(Data entries for graphics)
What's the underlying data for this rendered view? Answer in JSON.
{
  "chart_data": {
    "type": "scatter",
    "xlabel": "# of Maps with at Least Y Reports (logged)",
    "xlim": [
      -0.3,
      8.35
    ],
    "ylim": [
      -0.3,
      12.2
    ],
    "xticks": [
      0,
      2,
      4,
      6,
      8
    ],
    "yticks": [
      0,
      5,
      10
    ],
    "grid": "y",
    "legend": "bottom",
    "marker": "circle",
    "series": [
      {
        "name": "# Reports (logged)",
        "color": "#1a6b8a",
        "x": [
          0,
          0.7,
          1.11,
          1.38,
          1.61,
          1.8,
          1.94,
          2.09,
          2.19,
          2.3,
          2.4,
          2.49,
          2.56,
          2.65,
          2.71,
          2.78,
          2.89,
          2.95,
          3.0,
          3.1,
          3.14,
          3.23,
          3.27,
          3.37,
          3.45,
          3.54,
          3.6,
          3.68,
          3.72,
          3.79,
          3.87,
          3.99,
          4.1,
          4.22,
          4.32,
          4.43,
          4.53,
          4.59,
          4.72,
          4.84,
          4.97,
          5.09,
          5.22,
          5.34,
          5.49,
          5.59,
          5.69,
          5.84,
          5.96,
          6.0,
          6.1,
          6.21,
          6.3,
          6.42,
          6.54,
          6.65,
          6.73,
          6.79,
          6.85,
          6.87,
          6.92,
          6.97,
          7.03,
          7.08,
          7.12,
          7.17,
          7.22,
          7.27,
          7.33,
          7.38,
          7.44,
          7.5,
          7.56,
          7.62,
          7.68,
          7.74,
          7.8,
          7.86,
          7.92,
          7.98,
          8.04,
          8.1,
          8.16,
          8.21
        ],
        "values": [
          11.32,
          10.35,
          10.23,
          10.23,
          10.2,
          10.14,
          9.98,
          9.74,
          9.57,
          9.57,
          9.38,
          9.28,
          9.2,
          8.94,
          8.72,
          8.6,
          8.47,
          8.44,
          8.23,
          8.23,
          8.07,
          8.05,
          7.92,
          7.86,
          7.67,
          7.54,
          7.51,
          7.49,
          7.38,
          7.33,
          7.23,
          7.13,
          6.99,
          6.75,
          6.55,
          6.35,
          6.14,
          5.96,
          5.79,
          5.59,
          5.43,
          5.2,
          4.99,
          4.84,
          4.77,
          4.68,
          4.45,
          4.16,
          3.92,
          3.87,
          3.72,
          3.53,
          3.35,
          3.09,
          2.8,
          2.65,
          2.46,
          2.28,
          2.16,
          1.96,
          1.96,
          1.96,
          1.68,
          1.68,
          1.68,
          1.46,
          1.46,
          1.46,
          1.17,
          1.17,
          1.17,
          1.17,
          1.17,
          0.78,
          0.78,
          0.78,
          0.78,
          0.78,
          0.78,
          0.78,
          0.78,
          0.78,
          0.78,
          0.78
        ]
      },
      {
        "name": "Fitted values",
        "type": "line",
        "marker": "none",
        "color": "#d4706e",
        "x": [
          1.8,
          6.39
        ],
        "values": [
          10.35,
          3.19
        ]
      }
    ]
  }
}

- Given task -
Exact copies of all the records are required.

- Reply to the exercise -
What's the underlying data for this rendered view? Answer in JSON.
{
  "chart_data": {
    "type": "scatter",
    "xlabel": "# of Maps with at Least Y Reports (logged)",
    "xlim": [
      -0.3,
      8.35
    ],
    "ylim": [
      -0.3,
      12.2
    ],
    "xticks": [
      0,
      2,
      4,
      6,
      8
    ],
    "yticks": [
      0,
      5,
      10
    ],
    "grid": "y",
    "legend": "bottom",
    "marker": "circle",
    "series": [
      {
        "name": "# Reports (logged)",
        "color": "#1a6b8a",
        "x": [
          0,
          0.7,
          1.11,
          1.38,
          1.61,
          1.8,
          1.94,
          2.09,
          2.19,
          2.3,
          2.4,
          2.49,
          2.56,
          2.65,
          2.71,
          2.78,
          2.89,
          2.95,
          3.0,
          3.1,
          3.14,
          3.23,
          3.27,
          3.37,
          3.45,
          3.54,
          3.6,
          3.68,
          3.72,
          3.79,
          3.87,
          3.99,
          4.1,
          4.22,
          4.32,
          4.43,
          4.53,
          4.59,
          4.72,
          4.84,
          4.97,
          5.09,
          5.22,
          5.34,
          5.49,
          5.59,
          5.69,
          5.84,
          5.96,
          6.0,
          6.1,
          6.21,
          6.3,
          6.42,
          6.54,
          6.65,
          6.73,
          6.79,
          6.85,
          6.87,
          6.92,
          6.97,
          7.03,
          7.08,
          7.12,
          7.17,
          7.22,
          7.27,
          7.33,
          7.38,
          7.44,
          7.5,
          7.56,
          7.62,
          7.68,
          7.74,
          7.8,
          7.86,
          7.92,
          7.98,
          8.04,
          8.1,
          8.16,
          8.21
        ],
        "values": [
          11.32,
          10.35,
          10.23,
          10.23,
          10.2,
          10.14,
          9.98,
          9.74,
          9.57,
          9.57,
          9.38,
          9.28,
          9.2,
          8.94,
          8.72,
          8.6,
          8.47,
          8.44,
          8.23,
          8.23,
          8.07,
          8.05,
          7.92,
          7.86,
          7.67,
          7.54,
          7.51,
          7.49,
          7.38,
          7.33,
          7.23,
          7.13,
          6.99,
          6.75,
          6.55,
          6.35,
          6.14,
          5.96,
          5.79,
          5.59,
          5.43,
          5.2,
          4.99,
          4.84,
          4.77,
          4.68,
          4.45,
          4.16,
          3.92,
          3.87,
          3.72,
          3.53,
          3.35,
          3.09,
          2.8,
          2.65,
          2.46,
          2.28,
          2.16,
          1.96,
          1.96,
          1.96,
          1.68,
          1.68,
          1.68,
          1.46,
          1.46,
          1.46,
          1.17,
          1.17,
          1.17,
          1.17,
          1.17,
          0.78,
          0.78,
          0.78,
          0.78,
          0.78,
          0.78,
          0.78,
          0.78,
          0.78,
          0.78,
          0.78
        ]
      },
      {
        "name": "Fitted values",
        "type": "line",
        "marker": "none",
        "color": "#d4706e",
        "x": [
          1.8,
          6.39
        ],
        "values": [
          10.35,
          3.19
        ]
      }
    ]
  }
}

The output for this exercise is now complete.